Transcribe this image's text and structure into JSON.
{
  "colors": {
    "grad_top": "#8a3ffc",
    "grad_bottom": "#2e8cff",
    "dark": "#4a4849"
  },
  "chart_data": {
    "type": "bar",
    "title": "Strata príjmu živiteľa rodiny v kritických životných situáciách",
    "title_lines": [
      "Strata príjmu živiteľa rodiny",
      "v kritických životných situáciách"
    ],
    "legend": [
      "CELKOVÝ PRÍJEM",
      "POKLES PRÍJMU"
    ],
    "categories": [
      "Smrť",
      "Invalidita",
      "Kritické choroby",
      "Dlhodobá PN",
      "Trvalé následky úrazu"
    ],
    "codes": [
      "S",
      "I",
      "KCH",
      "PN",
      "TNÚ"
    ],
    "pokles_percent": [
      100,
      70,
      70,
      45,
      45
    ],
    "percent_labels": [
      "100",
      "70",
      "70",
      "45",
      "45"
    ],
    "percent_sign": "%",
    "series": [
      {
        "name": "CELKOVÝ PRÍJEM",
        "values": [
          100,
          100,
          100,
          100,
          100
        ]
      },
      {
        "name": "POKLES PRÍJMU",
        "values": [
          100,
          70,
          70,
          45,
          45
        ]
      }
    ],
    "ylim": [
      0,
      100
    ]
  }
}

**PROBLEM DETAILS:**
Every line of the material must be returned exactly as it appears.

**COMPLETE ANSWER:**
Transcribe this image's text and structure into JSON.
{
  "colors": {
    "grad_top": "#8a3ffc",
    "grad_bottom": "#2e8cff",
    "dark": "#4a4849"
  },
  "chart_data": {
    "type": "bar",
    "title": "Strata príjmu živiteľa rodiny v kritických životných situáciách",
    "title_lines": [
      "Strata príjmu živiteľa rodiny",
      "v kritických životných situáciách"
    ],
    "legend": [
      "CELKOVÝ PRÍJEM",
      "POKLES PRÍJMU"
    ],
    "categories": [
      "Smrť",
      "Invalidita",
      "Kritické choroby",
      "Dlhodobá PN",
      "Trvalé následky úrazu"
    ],
    "codes": [
      "S",
      "I",
      "KCH",
      "PN",
      "TNÚ"
    ],
    "pokles_percent": [
      100,
      70,
      70,
      45,
      45
    ],
    "percent_labels": [
      "100",
      "70",
      "70",
      "45",
      "45"
    ],
    "percent_sign": "%",
    "series": [
      {
        "name": "CELKOVÝ PRÍJEM",
        "values": [
          100,
          100,
          100,
          100,
          100
        ]
      },
      {
        "name": "POKLES PRÍJMU",
        "values": [
          100,
          70,
          70,
          45,
          45
        ]
      }
    ],
    "ylim": [
      0,
      100
    ]
  }
}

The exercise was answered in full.